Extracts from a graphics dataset
= Beginning of Section =

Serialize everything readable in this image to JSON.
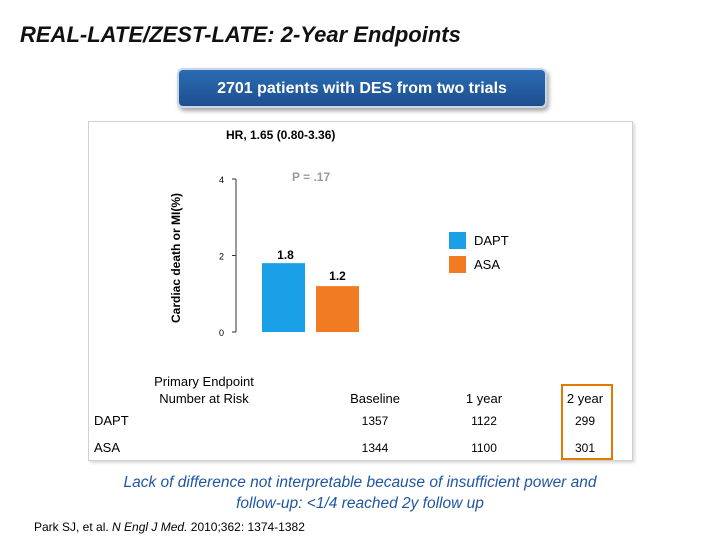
{
  "title": "REAL-LATE/ZEST-LATE: 2-Year Endpoints",
  "banner": "2701 patients with DES from two trials",
  "chart_data": {
    "type": "bar",
    "categories": [
      "Primary Endpoint"
    ],
    "series": [
      {
        "name": "DAPT",
        "values": [
          1.8
        ],
        "color": "#1aa0e6"
      },
      {
        "name": "ASA",
        "values": [
          1.2
        ],
        "color": "#f07b23"
      }
    ],
    "data_labels": [
      "1.8",
      "1.2"
    ],
    "ylabel": "Cardiac death or MI(%)",
    "yticks": [
      0,
      2,
      4
    ],
    "ylim": [
      0,
      4
    ],
    "annotations": {
      "hr": "HR, 1.65 (0.80-3.36)",
      "p_value": "P = .17"
    },
    "legend_position": "right"
  },
  "risk_table": {
    "header_label_line1": "Primary Endpoint",
    "header_label_line2": "Number at Risk",
    "columns": [
      "Baseline",
      "1 year",
      "2 year"
    ],
    "rows": [
      {
        "label": "DAPT",
        "values": [
          "1357",
          "1122",
          "299"
        ]
      },
      {
        "label": "ASA",
        "values": [
          "1344",
          "1100",
          "301"
        ]
      }
    ]
  },
  "note": "Lack of difference not interpretable because of insufficient power and follow-up: <1/4 reached 2y follow up",
  "citation": {
    "prefix": "Park SJ, et al.",
    "journal": "N Engl J Med.",
    "rest": "2010;362: 1374-1382"
  }
}
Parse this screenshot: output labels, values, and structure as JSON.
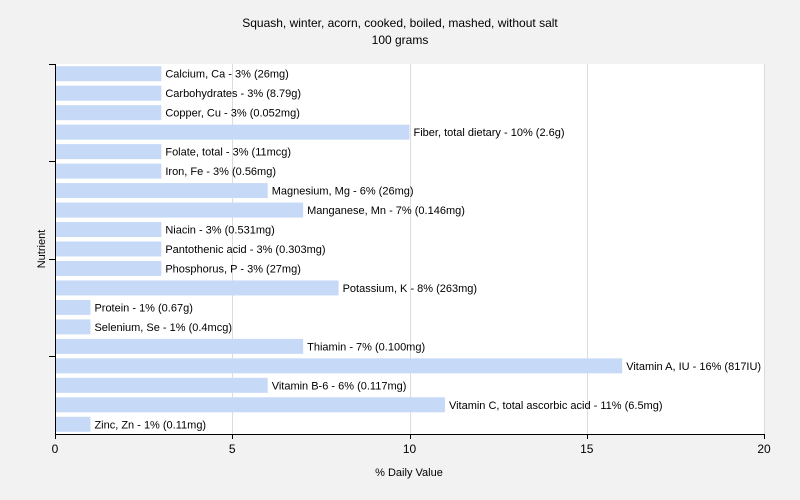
{
  "chart_data": {
    "type": "bar",
    "orientation": "horizontal",
    "title": "Squash, winter, acorn, cooked, boiled, mashed, without salt",
    "subtitle": "100 grams",
    "xlabel": "% Daily Value",
    "ylabel": "Nutrient",
    "xlim": [
      0,
      20
    ],
    "xticks": [
      0,
      5,
      10,
      15,
      20
    ],
    "grid": true,
    "bar_color": "#c6d9f7",
    "gridline_color": "#dcdcdc",
    "categories": [
      "Calcium, Ca",
      "Carbohydrates",
      "Copper, Cu",
      "Fiber, total dietary",
      "Folate, total",
      "Iron, Fe",
      "Magnesium, Mg",
      "Manganese, Mn",
      "Niacin",
      "Pantothenic acid",
      "Phosphorus, P",
      "Potassium, K",
      "Protein",
      "Selenium, Se",
      "Thiamin",
      "Vitamin A, IU",
      "Vitamin B-6",
      "Vitamin C, total ascorbic acid",
      "Zinc, Zn"
    ],
    "values": [
      3,
      3,
      3,
      10,
      3,
      3,
      6,
      7,
      3,
      3,
      3,
      8,
      1,
      1,
      7,
      16,
      6,
      11,
      1
    ],
    "labels": [
      "Calcium, Ca - 3% (26mg)",
      "Carbohydrates - 3% (8.79g)",
      "Copper, Cu - 3% (0.052mg)",
      "Fiber, total dietary - 10% (2.6g)",
      "Folate, total - 3% (11mcg)",
      "Iron, Fe - 3% (0.56mg)",
      "Magnesium, Mg - 6% (26mg)",
      "Manganese, Mn - 7% (0.146mg)",
      "Niacin - 3% (0.531mg)",
      "Pantothenic acid - 3% (0.303mg)",
      "Phosphorus, P - 3% (27mg)",
      "Potassium, K - 8% (263mg)",
      "Protein - 1% (0.67g)",
      "Selenium, Se - 1% (0.4mcg)",
      "Thiamin - 7% (0.100mg)",
      "Vitamin A, IU - 16% (817IU)",
      "Vitamin B-6 - 6% (0.117mg)",
      "Vitamin C, total ascorbic acid - 11% (6.5mg)",
      "Zinc, Zn - 1% (0.11mg)"
    ]
  }
}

= End of Section =

● **Activity**: Without the pictures, give back every record precisely as shown.

● **Finished task**:
Serialize everything readable in this image to JSON.
{
  "title": "REAL-LATE/ZEST-LATE: 2-Year Endpoints",
  "banner": "2701 patients with DES from two trials",
  "chart_data": {
    "type": "bar",
    "categories": [
      "Primary Endpoint"
    ],
    "series": [
      {
        "name": "DAPT",
        "values": [
          1.8
        ],
        "color": "#1aa0e6"
      },
      {
        "name": "ASA",
        "values": [
          1.2
        ],
        "color": "#f07b23"
      }
    ],
    "data_labels": [
      "1.8",
      "1.2"
    ],
    "ylabel": "Cardiac death or MI(%)",
    "yticks": [
      0,
      2,
      4
    ],
    "ylim": [
      0,
      4
    ],
    "annotations": {
      "hr": "HR, 1.65 (0.80-3.36)",
      "p_value": "P = .17"
    },
    "legend_position": "right"
  },
  "risk_table": {
    "header_label_line1": "Primary Endpoint",
    "header_label_line2": "Number at Risk",
    "columns": [
      "Baseline",
      "1 year",
      "2 year"
    ],
    "rows": [
      {
        "label": "DAPT",
        "values": [
          "1357",
          "1122",
          "299"
        ]
      },
      {
        "label": "ASA",
        "values": [
          "1344",
          "1100",
          "301"
        ]
      }
    ]
  },
  "note": "Lack of difference not interpretable because of insufficient power and follow-up: <1/4 reached 2y follow up",
  "citation": {
    "prefix": "Park SJ, et al.",
    "journal": "N Engl J Med.",
    "rest": "2010;362: 1374-1382"
  }
}
Parse this screenshot: output labels, values, and structure as JSON.
{
  "chart_data": {
    "type": "bar",
    "orientation": "horizontal",
    "title": "Squash, winter, acorn, cooked, boiled, mashed, without salt",
    "subtitle": "100 grams",
    "xlabel": "% Daily Value",
    "ylabel": "Nutrient",
    "xlim": [
      0,
      20
    ],
    "xticks": [
      0,
      5,
      10,
      15,
      20
    ],
    "grid": true,
    "bar_color": "#c6d9f7",
    "gridline_color": "#dcdcdc",
    "categories": [
      "Calcium, Ca",
      "Carbohydrates",
      "Copper, Cu",
      "Fiber, total dietary",
      "Folate, total",
      "Iron, Fe",
      "Magnesium, Mg",
      "Manganese, Mn",
      "Niacin",
      "Pantothenic acid",
      "Phosphorus, P",
      "Potassium, K",
      "Protein",
      "Selenium, Se",
      "Thiamin",
      "Vitamin A, IU",
      "Vitamin B-6",
      "Vitamin C, total ascorbic acid",
      "Zinc, Zn"
    ],
    "values": [
      3,
      3,
      3,
      10,
      3,
      3,
      6,
      7,
      3,
      3,
      3,
      8,
      1,
      1,
      7,
      16,
      6,
      11,
      1
    ],
    "labels": [
      "Calcium, Ca - 3% (26mg)",
      "Carbohydrates - 3% (8.79g)",
      "Copper, Cu - 3% (0.052mg)",
      "Fiber, total dietary - 10% (2.6g)",
      "Folate, total - 3% (11mcg)",
      "Iron, Fe - 3% (0.56mg)",
      "Magnesium, Mg - 6% (26mg)",
      "Manganese, Mn - 7% (0.146mg)",
      "Niacin - 3% (0.531mg)",
      "Pantothenic acid - 3% (0.303mg)",
      "Phosphorus, P - 3% (27mg)",
      "Potassium, K - 8% (263mg)",
      "Protein - 1% (0.67g)",
      "Selenium, Se - 1% (0.4mcg)",
      "Thiamin - 7% (0.100mg)",
      "Vitamin A, IU - 16% (817IU)",
      "Vitamin B-6 - 6% (0.117mg)",
      "Vitamin C, total ascorbic acid - 11% (6.5mg)",
      "Zinc, Zn - 1% (0.11mg)"
    ]
  }
}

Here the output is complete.